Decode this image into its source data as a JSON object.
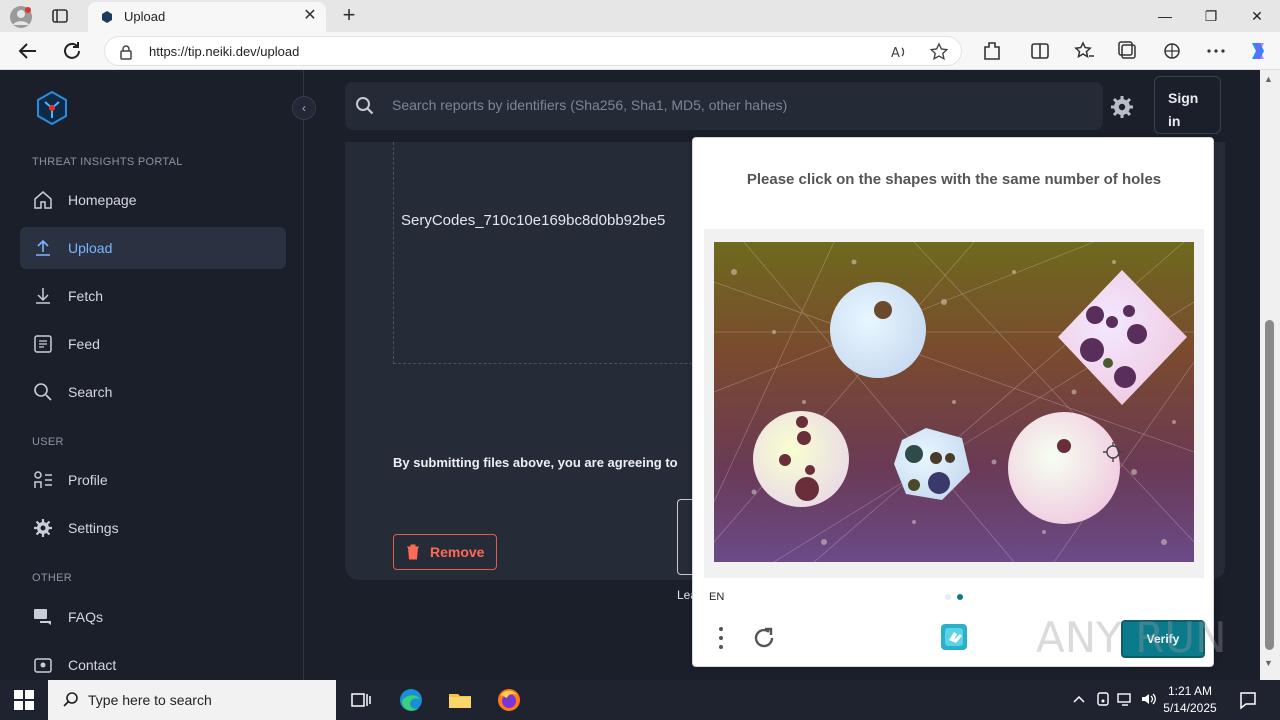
{
  "browser": {
    "tab_title": "Upload",
    "url": "https://tip.neiki.dev/upload"
  },
  "sidebar": {
    "sections": {
      "portal": "THREAT INSIGHTS PORTAL",
      "user": "USER",
      "other": "OTHER"
    },
    "items": [
      {
        "label": "Homepage",
        "icon": "home-icon"
      },
      {
        "label": "Upload",
        "icon": "upload-icon",
        "active": true
      },
      {
        "label": "Fetch",
        "icon": "download-icon"
      },
      {
        "label": "Feed",
        "icon": "feed-icon"
      },
      {
        "label": "Search",
        "icon": "search-icon"
      },
      {
        "label": "Profile",
        "icon": "profile-icon"
      },
      {
        "label": "Settings",
        "icon": "gear-icon"
      },
      {
        "label": "FAQs",
        "icon": "faq-icon"
      },
      {
        "label": "Contact",
        "icon": "contact-icon"
      }
    ]
  },
  "header": {
    "search_placeholder": "Search reports by identifiers (Sha256, Sha1, MD5, other hahes)",
    "signin_line1": "Sign",
    "signin_line2": "in"
  },
  "upload": {
    "file_name": "SeryCodes_710c10e169bc8d0bb92be5",
    "agreement": "By submitting files above, you are agreeing to",
    "remove_label": "Remove",
    "learn_label": "Learn how"
  },
  "captcha": {
    "prompt": "Please click on the shapes with the same number of holes",
    "language": "EN",
    "verify_label": "Verify",
    "page_current": 2,
    "page_total": 2
  },
  "watermark": "ANY RUN",
  "taskbar": {
    "search_placeholder": "Type here to search",
    "time": "1:21 AM",
    "date": "5/14/2025"
  },
  "colors": {
    "accent": "#7cb6ff",
    "danger": "#ff6a55",
    "captcha_teal": "#0b7b8b"
  }
}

Direction: Transcribe the full listing above exactly, with the images removed.

Result of this task:
Decode this image into its source data as a JSON object.
{
  "browser": {
    "tab_title": "Upload",
    "url": "https://tip.neiki.dev/upload"
  },
  "sidebar": {
    "sections": {
      "portal": "THREAT INSIGHTS PORTAL",
      "user": "USER",
      "other": "OTHER"
    },
    "items": [
      {
        "label": "Homepage",
        "icon": "home-icon"
      },
      {
        "label": "Upload",
        "icon": "upload-icon",
        "active": true
      },
      {
        "label": "Fetch",
        "icon": "download-icon"
      },
      {
        "label": "Feed",
        "icon": "feed-icon"
      },
      {
        "label": "Search",
        "icon": "search-icon"
      },
      {
        "label": "Profile",
        "icon": "profile-icon"
      },
      {
        "label": "Settings",
        "icon": "gear-icon"
      },
      {
        "label": "FAQs",
        "icon": "faq-icon"
      },
      {
        "label": "Contact",
        "icon": "contact-icon"
      }
    ]
  },
  "header": {
    "search_placeholder": "Search reports by identifiers (Sha256, Sha1, MD5, other hahes)",
    "signin_line1": "Sign",
    "signin_line2": "in"
  },
  "upload": {
    "file_name": "SeryCodes_710c10e169bc8d0bb92be5",
    "agreement": "By submitting files above, you are agreeing to",
    "remove_label": "Remove",
    "learn_label": "Learn how"
  },
  "captcha": {
    "prompt": "Please click on the shapes with the same number of holes",
    "language": "EN",
    "verify_label": "Verify",
    "page_current": 2,
    "page_total": 2
  },
  "watermark": "ANY RUN",
  "taskbar": {
    "search_placeholder": "Type here to search",
    "time": "1:21 AM",
    "date": "5/14/2025"
  },
  "colors": {
    "accent": "#7cb6ff",
    "danger": "#ff6a55",
    "captcha_teal": "#0b7b8b"
  }
}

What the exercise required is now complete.